- _BEREITGESTELLTER AUSZUG_
Style "hardliner" hat mir persöhnlich am besten gefallen, ist irgendwie besser für die Augen, hab da halt so meine Probleme mit hellen Hintergründen.
Wie gesagt ist meine Persöhnliche Meinung!


----------



## mirco1 (5. März 2004)

Ich muss hier auch mal ein Lob auf die Macher abgeben. 

Toll was ihr hier auf die Beine stellt!!!!!!

Die neue Version macht einen guten Eindruck. Nur eins stört mich etwas, dass sind die eingeblendeten Fenster mit dem Anfangsthema. Wäre es möglich, dass dieses nur dann aufgeht, wenn man direkt mit den Curser auf dem Thema ist? Jetzt reagiert das Fenster, wenn man in der Zeile ist.

Mirco


----------



## Nick_A (5. März 2004)

- _AUFGABE 1_
Welcher Style hat dem Verfasser des ersten Beitrags im Forenauszug persönlich am besten gefallen?
Der Forenauszug und die Zeilen danach sind voneinander unabhängiges Material.

(Auszug aus einer Sammlung von Zeilen)
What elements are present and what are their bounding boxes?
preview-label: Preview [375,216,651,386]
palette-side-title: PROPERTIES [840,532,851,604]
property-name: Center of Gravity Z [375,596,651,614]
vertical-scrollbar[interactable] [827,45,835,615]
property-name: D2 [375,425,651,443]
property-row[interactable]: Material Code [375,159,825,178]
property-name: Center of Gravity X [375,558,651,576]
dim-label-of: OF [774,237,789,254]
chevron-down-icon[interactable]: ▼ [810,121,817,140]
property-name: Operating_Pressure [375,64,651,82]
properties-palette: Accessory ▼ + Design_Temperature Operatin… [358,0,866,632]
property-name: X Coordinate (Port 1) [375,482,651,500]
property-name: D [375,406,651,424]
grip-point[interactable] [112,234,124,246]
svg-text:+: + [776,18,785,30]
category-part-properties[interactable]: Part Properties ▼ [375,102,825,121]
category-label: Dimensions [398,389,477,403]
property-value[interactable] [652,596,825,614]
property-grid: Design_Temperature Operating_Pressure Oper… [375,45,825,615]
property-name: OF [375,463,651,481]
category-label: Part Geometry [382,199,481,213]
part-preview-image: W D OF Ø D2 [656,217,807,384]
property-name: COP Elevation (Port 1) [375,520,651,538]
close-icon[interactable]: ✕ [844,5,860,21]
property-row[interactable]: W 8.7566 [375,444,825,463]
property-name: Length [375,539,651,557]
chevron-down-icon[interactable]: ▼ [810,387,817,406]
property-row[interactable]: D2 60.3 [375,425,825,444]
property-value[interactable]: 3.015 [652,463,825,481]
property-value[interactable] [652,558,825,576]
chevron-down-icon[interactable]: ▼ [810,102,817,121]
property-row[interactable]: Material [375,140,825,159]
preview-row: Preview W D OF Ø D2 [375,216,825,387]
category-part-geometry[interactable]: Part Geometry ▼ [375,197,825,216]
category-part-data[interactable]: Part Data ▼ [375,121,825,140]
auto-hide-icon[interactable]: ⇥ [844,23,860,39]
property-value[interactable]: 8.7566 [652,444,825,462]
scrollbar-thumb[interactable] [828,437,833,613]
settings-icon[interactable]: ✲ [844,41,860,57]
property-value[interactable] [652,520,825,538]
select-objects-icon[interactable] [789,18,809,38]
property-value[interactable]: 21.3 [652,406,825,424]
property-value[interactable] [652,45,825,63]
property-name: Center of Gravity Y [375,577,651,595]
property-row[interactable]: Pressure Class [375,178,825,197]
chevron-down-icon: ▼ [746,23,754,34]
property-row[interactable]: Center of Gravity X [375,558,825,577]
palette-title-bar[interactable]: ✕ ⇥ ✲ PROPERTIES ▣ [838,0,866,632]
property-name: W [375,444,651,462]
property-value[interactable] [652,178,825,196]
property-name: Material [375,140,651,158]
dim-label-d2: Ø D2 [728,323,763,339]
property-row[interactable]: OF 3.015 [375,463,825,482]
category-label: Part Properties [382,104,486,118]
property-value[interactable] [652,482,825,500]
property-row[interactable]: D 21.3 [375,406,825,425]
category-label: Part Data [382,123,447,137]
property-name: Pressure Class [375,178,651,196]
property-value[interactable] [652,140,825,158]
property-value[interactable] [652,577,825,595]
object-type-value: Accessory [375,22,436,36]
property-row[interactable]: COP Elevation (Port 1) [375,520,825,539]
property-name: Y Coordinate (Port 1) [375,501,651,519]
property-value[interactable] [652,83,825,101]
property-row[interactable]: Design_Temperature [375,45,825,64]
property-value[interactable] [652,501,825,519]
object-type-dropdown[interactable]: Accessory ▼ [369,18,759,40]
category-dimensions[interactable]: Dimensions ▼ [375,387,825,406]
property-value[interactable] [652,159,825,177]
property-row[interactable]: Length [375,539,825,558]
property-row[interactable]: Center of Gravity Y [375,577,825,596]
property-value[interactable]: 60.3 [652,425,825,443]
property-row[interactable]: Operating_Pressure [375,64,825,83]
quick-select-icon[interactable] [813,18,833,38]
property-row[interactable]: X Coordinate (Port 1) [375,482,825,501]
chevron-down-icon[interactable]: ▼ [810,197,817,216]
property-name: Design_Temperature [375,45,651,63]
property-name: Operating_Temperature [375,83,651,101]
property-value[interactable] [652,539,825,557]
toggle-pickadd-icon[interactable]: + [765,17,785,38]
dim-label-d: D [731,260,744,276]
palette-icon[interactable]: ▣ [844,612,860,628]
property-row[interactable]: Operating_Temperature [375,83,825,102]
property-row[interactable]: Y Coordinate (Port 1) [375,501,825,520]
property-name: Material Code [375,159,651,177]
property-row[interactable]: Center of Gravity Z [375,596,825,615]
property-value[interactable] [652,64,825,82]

- _AUFGABE 2_
Gib aus den Zeilen unverändert den Abschnitt aus, der am Anfang der Zeilen beginnt und bis einschließlich der Zeile mit „property-name: D2 [375,425,651,443]“ reicht.

- _ERWARTETE AUSGABE 1_
Der Style „hardliner“.

- _ERWARTETE AUSGABE 2_
What elements are present and what are their bounding boxes?
preview-label: Preview [375,216,651,386]
palette-side-title: PROPERTIES [840,532,851,604]
property-name: Center of Gravity Z [375,596,651,614]
vertical-scrollbar[interactable] [827,45,835,615]
property-name: D2 [375,425,651,443]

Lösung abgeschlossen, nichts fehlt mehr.